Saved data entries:
_ _ _ _

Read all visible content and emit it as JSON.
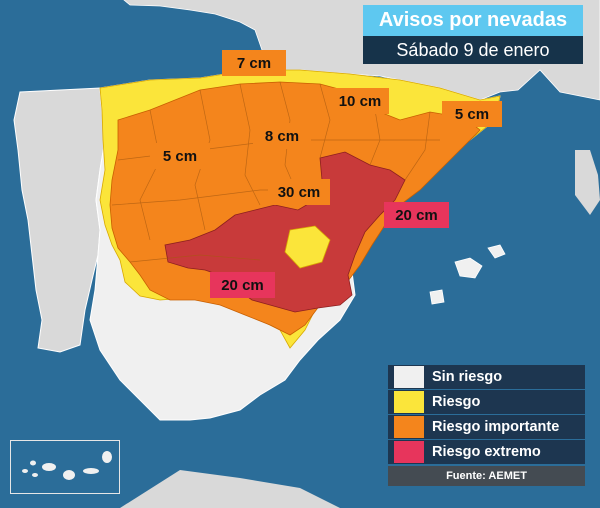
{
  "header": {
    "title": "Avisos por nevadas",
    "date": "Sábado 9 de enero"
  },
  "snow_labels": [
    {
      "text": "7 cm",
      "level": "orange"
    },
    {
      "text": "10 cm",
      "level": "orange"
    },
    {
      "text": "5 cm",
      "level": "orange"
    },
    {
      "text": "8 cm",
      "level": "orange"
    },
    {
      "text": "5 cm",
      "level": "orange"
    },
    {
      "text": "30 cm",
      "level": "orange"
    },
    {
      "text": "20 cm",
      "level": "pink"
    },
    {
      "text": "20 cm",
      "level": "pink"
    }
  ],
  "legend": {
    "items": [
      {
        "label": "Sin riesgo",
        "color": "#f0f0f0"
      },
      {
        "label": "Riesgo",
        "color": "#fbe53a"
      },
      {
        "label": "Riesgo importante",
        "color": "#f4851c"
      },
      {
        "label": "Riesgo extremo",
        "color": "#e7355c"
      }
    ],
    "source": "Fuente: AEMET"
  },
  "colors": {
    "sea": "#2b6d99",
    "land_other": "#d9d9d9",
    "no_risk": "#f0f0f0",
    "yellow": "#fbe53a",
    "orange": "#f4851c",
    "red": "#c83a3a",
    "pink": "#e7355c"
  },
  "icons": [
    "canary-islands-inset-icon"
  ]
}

_ _ _ _

Goal » Pictures in the data above should not be copied; transcribe everything else exactly.

Task response »
Read all visible content and emit it as JSON.
{
  "header": {
    "title": "Avisos por nevadas",
    "date": "Sábado 9 de enero"
  },
  "snow_labels": [
    {
      "text": "7 cm",
      "level": "orange"
    },
    {
      "text": "10 cm",
      "level": "orange"
    },
    {
      "text": "5 cm",
      "level": "orange"
    },
    {
      "text": "8 cm",
      "level": "orange"
    },
    {
      "text": "5 cm",
      "level": "orange"
    },
    {
      "text": "30 cm",
      "level": "orange"
    },
    {
      "text": "20 cm",
      "level": "pink"
    },
    {
      "text": "20 cm",
      "level": "pink"
    }
  ],
  "legend": {
    "items": [
      {
        "label": "Sin riesgo",
        "color": "#f0f0f0"
      },
      {
        "label": "Riesgo",
        "color": "#fbe53a"
      },
      {
        "label": "Riesgo importante",
        "color": "#f4851c"
      },
      {
        "label": "Riesgo extremo",
        "color": "#e7355c"
      }
    ],
    "source": "Fuente: AEMET"
  },
  "colors": {
    "sea": "#2b6d99",
    "land_other": "#d9d9d9",
    "no_risk": "#f0f0f0",
    "yellow": "#fbe53a",
    "orange": "#f4851c",
    "red": "#c83a3a",
    "pink": "#e7355c"
  },
  "icons": [
    "canary-islands-inset-icon"
  ]
}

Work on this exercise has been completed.